[Figure contents as structured data]
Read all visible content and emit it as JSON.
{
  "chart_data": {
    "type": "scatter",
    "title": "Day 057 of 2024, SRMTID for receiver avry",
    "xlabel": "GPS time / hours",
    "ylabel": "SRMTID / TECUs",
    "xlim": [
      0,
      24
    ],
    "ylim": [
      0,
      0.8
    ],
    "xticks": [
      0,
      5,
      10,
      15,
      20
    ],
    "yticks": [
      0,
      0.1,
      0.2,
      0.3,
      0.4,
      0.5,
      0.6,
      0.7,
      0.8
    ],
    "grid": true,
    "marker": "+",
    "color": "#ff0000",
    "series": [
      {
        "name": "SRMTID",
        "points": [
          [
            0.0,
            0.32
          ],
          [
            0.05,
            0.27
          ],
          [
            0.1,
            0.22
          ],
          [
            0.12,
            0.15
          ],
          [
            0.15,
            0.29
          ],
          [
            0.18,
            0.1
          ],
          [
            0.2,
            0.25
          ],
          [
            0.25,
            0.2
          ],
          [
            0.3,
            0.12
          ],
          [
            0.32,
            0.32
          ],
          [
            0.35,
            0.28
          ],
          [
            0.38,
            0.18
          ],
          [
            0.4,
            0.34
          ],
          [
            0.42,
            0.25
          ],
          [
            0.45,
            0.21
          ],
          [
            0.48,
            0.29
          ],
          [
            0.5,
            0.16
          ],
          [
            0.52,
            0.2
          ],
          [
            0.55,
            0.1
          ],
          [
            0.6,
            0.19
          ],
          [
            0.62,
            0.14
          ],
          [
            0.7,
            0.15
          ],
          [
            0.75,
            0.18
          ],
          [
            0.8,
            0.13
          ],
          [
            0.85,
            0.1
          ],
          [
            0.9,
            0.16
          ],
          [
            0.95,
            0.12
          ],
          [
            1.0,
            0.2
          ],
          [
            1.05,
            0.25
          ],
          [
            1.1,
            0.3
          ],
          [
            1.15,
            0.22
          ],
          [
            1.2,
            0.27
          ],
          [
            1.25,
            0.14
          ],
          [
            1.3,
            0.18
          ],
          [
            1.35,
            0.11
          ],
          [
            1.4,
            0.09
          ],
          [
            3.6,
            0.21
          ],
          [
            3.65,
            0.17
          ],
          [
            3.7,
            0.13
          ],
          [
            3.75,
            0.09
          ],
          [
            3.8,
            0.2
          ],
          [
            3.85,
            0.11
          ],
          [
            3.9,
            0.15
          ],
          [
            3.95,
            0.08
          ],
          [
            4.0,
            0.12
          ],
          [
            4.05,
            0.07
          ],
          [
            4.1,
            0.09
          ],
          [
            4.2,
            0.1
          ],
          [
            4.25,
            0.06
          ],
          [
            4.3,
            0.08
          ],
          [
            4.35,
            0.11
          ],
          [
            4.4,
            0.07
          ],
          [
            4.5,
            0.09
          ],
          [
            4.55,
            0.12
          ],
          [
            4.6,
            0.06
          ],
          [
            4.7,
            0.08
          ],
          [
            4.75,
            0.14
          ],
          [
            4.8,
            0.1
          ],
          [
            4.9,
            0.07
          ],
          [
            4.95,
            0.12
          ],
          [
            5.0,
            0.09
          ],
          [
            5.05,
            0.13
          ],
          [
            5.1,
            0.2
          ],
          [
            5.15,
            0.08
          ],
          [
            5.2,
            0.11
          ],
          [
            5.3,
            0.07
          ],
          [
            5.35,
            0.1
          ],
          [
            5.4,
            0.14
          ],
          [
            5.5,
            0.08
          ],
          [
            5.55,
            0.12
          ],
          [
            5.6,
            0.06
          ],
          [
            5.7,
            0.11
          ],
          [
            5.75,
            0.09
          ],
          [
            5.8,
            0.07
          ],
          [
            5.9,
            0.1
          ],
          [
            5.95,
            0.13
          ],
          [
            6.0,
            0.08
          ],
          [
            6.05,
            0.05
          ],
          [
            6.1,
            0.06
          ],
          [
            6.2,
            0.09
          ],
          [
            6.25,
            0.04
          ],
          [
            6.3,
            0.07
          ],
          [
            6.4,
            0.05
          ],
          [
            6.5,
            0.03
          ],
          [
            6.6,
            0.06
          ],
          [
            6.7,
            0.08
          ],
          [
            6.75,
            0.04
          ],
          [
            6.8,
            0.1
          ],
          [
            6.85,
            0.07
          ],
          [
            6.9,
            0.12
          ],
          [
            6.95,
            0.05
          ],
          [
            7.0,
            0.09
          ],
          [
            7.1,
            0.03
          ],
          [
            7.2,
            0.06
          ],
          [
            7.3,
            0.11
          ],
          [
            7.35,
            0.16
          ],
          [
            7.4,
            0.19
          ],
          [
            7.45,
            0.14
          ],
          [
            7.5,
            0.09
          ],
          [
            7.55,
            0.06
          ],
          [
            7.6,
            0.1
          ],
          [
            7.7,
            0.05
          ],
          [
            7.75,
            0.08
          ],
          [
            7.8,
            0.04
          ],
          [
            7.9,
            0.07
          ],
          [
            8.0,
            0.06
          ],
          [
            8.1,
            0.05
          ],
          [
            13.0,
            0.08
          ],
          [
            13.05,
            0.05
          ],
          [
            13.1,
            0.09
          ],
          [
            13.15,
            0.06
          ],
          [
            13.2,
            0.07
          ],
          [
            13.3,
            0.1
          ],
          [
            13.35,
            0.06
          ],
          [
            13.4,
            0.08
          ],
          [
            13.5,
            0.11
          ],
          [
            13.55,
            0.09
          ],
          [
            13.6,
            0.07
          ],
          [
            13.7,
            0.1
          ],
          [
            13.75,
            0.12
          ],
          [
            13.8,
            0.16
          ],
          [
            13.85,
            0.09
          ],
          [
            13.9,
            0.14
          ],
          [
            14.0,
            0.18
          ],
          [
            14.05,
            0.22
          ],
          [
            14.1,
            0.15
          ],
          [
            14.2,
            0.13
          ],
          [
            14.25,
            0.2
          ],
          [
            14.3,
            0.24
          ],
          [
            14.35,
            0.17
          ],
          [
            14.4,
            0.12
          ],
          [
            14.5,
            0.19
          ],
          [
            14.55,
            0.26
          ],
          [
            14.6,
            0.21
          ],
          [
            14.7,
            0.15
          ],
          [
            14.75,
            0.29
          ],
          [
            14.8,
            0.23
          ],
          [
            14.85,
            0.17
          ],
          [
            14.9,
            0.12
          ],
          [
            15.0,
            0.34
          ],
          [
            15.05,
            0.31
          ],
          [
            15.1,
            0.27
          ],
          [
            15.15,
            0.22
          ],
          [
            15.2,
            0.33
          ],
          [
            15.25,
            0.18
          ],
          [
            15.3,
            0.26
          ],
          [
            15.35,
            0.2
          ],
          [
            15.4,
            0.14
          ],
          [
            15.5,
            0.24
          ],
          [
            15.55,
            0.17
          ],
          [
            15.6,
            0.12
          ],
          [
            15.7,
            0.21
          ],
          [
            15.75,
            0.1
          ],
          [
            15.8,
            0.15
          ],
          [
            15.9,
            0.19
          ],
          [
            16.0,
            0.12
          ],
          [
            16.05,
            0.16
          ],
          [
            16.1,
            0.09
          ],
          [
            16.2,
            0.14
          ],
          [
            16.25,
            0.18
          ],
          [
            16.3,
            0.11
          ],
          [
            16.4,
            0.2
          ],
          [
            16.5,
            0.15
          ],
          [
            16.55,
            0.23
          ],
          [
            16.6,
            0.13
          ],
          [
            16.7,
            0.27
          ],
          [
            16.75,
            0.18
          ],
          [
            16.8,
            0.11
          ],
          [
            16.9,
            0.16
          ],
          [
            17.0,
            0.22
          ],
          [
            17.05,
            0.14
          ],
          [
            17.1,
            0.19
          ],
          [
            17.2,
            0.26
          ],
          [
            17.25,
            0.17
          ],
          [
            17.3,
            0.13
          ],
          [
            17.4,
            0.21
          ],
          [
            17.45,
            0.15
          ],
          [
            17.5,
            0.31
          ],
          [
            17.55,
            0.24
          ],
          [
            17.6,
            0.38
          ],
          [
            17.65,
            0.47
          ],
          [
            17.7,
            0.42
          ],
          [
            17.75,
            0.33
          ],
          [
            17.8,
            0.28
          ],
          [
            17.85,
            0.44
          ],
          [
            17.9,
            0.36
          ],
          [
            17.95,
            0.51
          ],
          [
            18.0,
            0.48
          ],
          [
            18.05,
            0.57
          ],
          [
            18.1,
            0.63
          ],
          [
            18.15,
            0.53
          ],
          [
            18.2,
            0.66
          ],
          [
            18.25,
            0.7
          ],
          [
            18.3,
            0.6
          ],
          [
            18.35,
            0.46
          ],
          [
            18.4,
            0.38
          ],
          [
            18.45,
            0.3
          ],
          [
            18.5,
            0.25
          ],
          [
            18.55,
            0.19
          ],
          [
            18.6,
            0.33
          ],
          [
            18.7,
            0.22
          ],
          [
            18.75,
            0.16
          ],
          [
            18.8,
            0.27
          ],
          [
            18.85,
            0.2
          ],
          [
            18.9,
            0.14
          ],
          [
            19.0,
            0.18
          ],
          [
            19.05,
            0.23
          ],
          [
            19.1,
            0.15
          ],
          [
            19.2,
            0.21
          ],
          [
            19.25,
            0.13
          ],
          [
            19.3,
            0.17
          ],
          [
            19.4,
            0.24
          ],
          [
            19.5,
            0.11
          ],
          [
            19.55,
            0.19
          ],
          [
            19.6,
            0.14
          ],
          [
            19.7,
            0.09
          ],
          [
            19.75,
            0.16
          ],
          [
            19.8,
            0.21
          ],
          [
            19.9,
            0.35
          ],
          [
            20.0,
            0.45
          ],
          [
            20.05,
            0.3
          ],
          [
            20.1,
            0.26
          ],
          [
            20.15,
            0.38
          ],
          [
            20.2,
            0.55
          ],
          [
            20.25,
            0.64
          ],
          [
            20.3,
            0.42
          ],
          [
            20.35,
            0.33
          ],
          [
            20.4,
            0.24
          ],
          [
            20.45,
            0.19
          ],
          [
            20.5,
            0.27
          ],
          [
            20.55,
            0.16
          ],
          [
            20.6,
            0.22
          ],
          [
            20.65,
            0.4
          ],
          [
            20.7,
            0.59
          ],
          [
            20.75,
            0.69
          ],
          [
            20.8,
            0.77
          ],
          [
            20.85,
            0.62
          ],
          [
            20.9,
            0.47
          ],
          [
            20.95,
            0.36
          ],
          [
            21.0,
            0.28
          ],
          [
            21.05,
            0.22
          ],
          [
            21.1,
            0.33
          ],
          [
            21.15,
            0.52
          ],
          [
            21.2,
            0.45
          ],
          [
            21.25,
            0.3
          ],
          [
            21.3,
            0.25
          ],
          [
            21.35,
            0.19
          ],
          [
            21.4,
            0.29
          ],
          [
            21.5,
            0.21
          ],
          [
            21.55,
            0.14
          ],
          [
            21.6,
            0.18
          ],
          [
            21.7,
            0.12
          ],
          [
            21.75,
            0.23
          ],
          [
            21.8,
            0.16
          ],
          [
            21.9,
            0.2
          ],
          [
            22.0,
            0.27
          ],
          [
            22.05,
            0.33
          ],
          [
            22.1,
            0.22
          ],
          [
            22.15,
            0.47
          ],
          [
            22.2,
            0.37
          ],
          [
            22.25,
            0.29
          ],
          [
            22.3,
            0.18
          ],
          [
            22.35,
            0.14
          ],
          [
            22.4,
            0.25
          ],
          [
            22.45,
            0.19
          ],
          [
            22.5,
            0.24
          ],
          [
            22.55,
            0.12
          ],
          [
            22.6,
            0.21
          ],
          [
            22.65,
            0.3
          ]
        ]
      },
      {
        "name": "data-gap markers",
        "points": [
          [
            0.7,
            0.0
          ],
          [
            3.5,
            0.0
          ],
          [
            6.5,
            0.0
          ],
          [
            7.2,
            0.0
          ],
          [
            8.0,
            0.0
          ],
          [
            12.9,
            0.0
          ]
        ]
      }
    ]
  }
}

* * *

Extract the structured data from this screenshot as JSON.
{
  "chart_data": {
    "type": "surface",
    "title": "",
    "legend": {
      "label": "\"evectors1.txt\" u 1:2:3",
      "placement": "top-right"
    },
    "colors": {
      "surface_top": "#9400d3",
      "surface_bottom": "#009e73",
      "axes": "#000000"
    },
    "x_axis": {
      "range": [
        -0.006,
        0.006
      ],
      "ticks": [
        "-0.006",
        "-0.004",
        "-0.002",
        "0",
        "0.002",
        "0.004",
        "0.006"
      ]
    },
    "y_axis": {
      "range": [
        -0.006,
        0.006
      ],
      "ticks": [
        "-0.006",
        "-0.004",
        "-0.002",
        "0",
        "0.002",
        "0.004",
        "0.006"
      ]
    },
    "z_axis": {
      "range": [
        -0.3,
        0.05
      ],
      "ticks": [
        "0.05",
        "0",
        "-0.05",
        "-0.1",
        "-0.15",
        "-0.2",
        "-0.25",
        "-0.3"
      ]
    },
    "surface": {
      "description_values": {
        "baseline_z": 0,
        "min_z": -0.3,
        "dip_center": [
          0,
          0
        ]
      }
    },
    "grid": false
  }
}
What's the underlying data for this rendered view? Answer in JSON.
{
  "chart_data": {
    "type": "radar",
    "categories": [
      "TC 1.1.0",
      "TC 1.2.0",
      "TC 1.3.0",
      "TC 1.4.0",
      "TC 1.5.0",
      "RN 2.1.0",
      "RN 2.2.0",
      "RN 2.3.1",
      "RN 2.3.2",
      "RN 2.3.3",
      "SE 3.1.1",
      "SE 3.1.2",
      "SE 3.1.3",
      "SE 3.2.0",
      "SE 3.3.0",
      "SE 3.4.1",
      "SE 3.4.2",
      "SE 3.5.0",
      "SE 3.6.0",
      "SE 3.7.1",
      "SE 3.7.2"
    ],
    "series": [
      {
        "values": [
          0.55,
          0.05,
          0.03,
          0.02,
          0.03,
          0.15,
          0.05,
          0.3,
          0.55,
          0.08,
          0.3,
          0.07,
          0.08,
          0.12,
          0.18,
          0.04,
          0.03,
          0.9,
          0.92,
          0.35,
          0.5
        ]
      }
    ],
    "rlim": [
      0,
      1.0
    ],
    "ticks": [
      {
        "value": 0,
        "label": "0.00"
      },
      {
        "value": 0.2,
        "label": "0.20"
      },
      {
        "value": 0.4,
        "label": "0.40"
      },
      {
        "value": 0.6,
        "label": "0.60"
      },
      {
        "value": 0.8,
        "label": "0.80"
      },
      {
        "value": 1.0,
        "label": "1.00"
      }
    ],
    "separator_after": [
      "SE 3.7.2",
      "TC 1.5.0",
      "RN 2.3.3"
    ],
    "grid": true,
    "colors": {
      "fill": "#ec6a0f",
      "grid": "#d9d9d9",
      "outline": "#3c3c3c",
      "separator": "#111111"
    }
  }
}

==

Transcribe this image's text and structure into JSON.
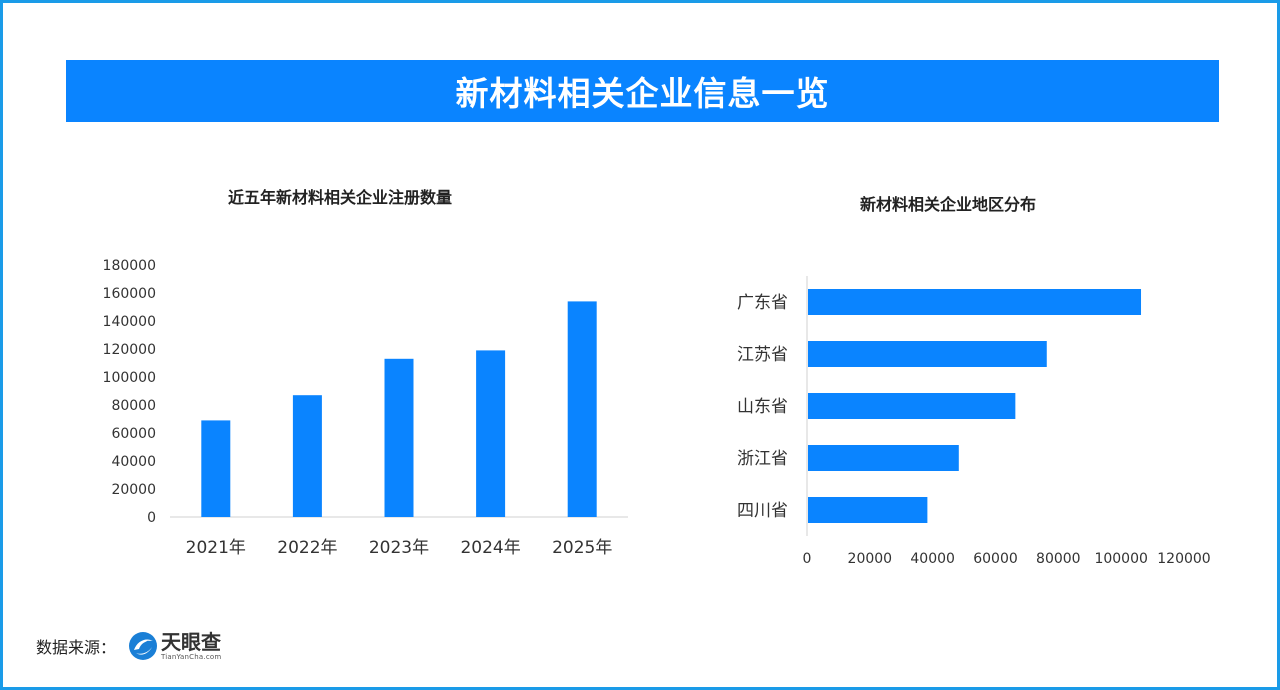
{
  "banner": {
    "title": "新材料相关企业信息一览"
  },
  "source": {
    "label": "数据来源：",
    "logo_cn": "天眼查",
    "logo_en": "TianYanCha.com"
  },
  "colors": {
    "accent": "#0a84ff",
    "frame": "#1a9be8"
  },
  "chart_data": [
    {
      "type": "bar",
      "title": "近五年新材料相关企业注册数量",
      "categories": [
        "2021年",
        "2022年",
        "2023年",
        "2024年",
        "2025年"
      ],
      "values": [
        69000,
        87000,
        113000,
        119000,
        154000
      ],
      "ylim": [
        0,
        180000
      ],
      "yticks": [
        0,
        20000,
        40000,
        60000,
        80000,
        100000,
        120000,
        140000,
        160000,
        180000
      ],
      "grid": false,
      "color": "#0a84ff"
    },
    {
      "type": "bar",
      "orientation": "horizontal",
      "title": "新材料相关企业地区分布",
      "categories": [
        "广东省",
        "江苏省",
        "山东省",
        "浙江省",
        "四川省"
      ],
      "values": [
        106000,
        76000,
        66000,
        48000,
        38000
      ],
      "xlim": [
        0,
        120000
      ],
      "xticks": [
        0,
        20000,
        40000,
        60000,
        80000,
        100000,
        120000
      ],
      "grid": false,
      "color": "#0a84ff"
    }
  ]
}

WHAT THIS TASK INVOLVES → Go through the records and pull out each line that includes the word "SRMTID".

ANSWER TO THIS EXERCISE →
    "title": "Day 057 of 2024, SRMTID for receiver avry",
    "ylabel": "SRMTID / TECUs",
        "name": "SRMTID",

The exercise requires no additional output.